[Source data]
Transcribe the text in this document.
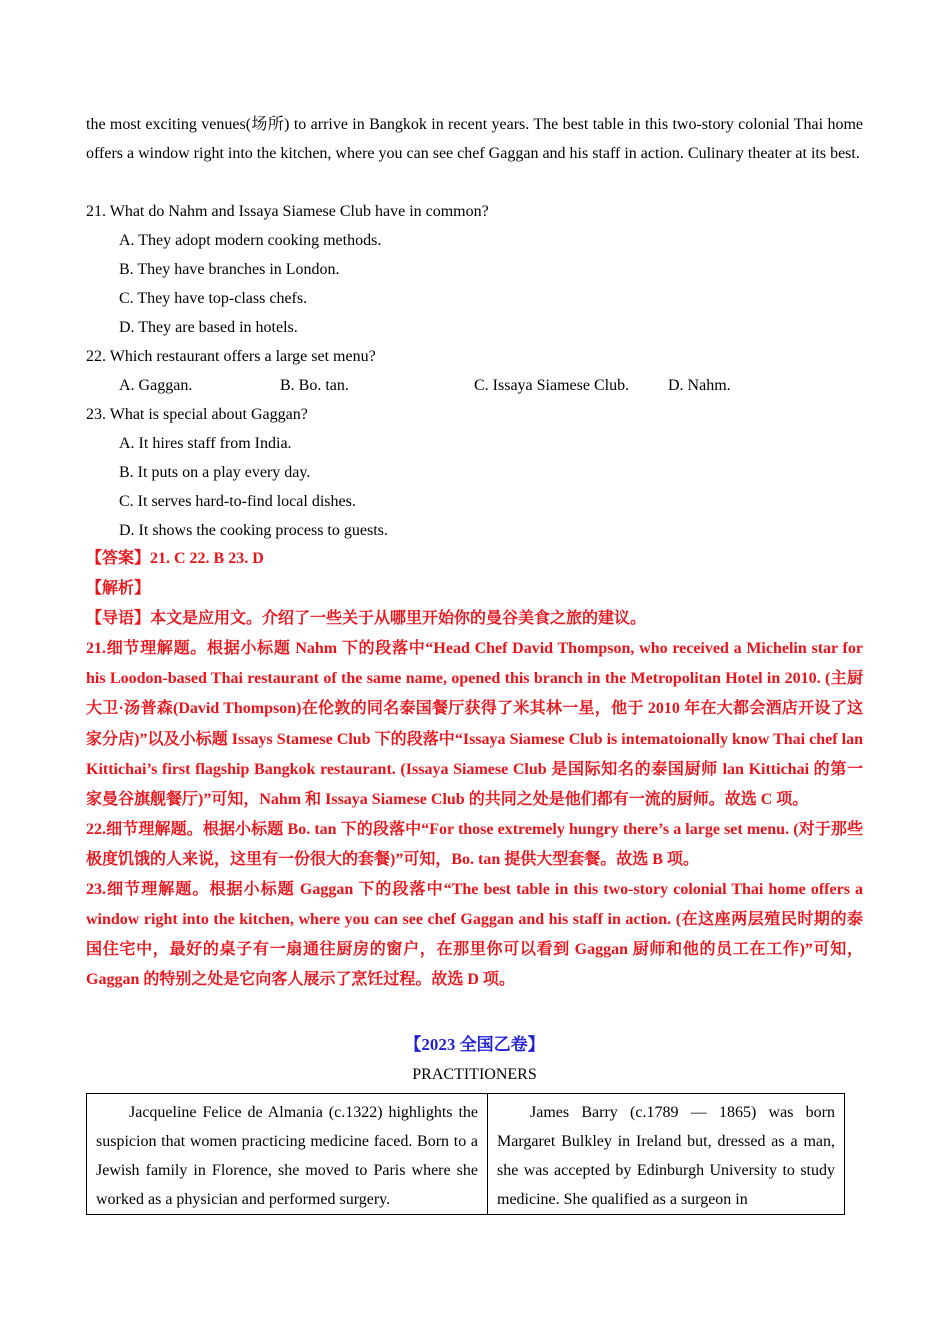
the most exciting venues(场所) to arrive in Bangkok in recent years. The best table in this two-story colonial Thai home offers a window right into the kitchen, where you can see chef Gaggan and his staff in action. Culinary theater at its best.

21. What do Nahm and Issaya Siamese Club have in common?

A. They adopt modern cooking methods.

B. They have branches in London.

C. They have top-class chefs.

D. They are based in hotels.

22. Which restaurant offers a large set menu?

A. Gaggan.	B. Bo. tan.	C. Issaya Siamese Club.	D. Nahm.

23. What is special about Gaggan?

A. It hires staff from India.

B. It puts on a play every day.

C. It serves hard-to-find local dishes.

D. It shows the cooking process to guests.

【答案】21. C 22. B 23. D

【解析】

【导语】本文是应用文。介绍了一些关于从哪里开始你的曼谷美食之旅的建议。

21.细节理解题。根据小标题 Nahm 下的段落中“Head Chef David Thompson, who received a Michelin star for his Loodon-based Thai restaurant of the same name, opened this branch in the Metropolitan Hotel in 2010. (主厨大卫·汤普森(David Thompson)在伦敦的同名泰国餐厅获得了米其林一星，他于 2010 年在大都会酒店开设了这家分店)”以及小标题 Issays Stamese Club 下的段落中“Issaya Siamese Club is intematoionally know Thai chef lan Kittichai’s first flagship Bangkok restaurant. (Issaya Siamese Club 是国际知名的泰国厨师 lan Kittichai 的第一家曼谷旗舰餐厅)”可知，Nahm 和 Issaya Siamese Club 的共同之处是他们都有一流的厨师。故选 C 项。

22.细节理解题。根据小标题 Bo. tan 下的段落中“For those extremely hungry there’s a large set menu. (对于那些极度饥饿的人来说，这里有一份很大的套餐)”可知，Bo. tan 提供大型套餐。故选 B 项。

23.细节理解题。根据小标题 Gaggan 下的段落中“The best table in this two-story colonial Thai home offers a window right into the kitchen, where you can see chef Gaggan and his staff in action. (在这座两层殖民时期的泰国住宅中，最好的桌子有一扇通往厨房的窗户，在那里你可以看到 Gaggan 厨师和他的员工在工作)”可知，Gaggan 的特别之处是它向客人展示了烹饪过程。故选 D 项。

【2023 全国乙卷】
PRACTITIONERS
Jacqueline Felice de Almania (c.1322) highlights the suspicion that women practicing medicine faced. Born to a Jewish family in Florence, she moved to Paris where she worked as a physician and performed surgery.	James Barry (c.1789 — 1865) was born Margaret Bulkley in Ireland but, dressed as a man, she was accepted by Edinburgh University to study medicine. She qualified as a surgeon in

Task instructions ::
Output an exact copy of the material, with the pictures removed.

Complete answer ::
Transcribe the text in this document.
the most exciting venues(场所) to arrive in Bangkok in recent years. The best table in this two-story colonial Thai home offers a window right into the kitchen, where you can see chef Gaggan and his staff in action. Culinary theater at its best.

21. What do Nahm and Issaya Siamese Club have in common?

A. They adopt modern cooking methods.

B. They have branches in London.

C. They have top-class chefs.

D. They are based in hotels.

22. Which restaurant offers a large set menu?

A. Gaggan.	B. Bo. tan.	C. Issaya Siamese Club.	D. Nahm.

23. What is special about Gaggan?

A. It hires staff from India.

B. It puts on a play every day.

C. It serves hard-to-find local dishes.

D. It shows the cooking process to guests.

【答案】21. C 22. B 23. D

【解析】

【导语】本文是应用文。介绍了一些关于从哪里开始你的曼谷美食之旅的建议。

21.细节理解题。根据小标题 Nahm 下的段落中“Head Chef David Thompson, who received a Michelin star for his Loodon-based Thai restaurant of the same name, opened this branch in the Metropolitan Hotel in 2010. (主厨大卫·汤普森(David Thompson)在伦敦的同名泰国餐厅获得了米其林一星，他于 2010 年在大都会酒店开设了这家分店)”以及小标题 Issays Stamese Club 下的段落中“Issaya Siamese Club is intematoionally know Thai chef lan Kittichai’s first flagship Bangkok restaurant. (Issaya Siamese Club 是国际知名的泰国厨师 lan Kittichai 的第一家曼谷旗舰餐厅)”可知，Nahm 和 Issaya Siamese Club 的共同之处是他们都有一流的厨师。故选 C 项。

22.细节理解题。根据小标题 Bo. tan 下的段落中“For those extremely hungry there’s a large set menu. (对于那些极度饥饿的人来说，这里有一份很大的套餐)”可知，Bo. tan 提供大型套餐。故选 B 项。

23.细节理解题。根据小标题 Gaggan 下的段落中“The best table in this two-story colonial Thai home offers a window right into the kitchen, where you can see chef Gaggan and his staff in action. (在这座两层殖民时期的泰国住宅中，最好的桌子有一扇通往厨房的窗户，在那里你可以看到 Gaggan 厨师和他的员工在工作)”可知，Gaggan 的特别之处是它向客人展示了烹饪过程。故选 D 项。

【2023 全国乙卷】
PRACTITIONERS
Jacqueline Felice de Almania (c.1322) highlights the suspicion that women practicing medicine faced. Born to a Jewish family in Florence, she moved to Paris where she worked as a physician and performed surgery.	James Barry (c.1789 — 1865) was born Margaret Bulkley in Ireland but, dressed as a man, she was accepted by Edinburgh University to study medicine. She qualified as a surgeon in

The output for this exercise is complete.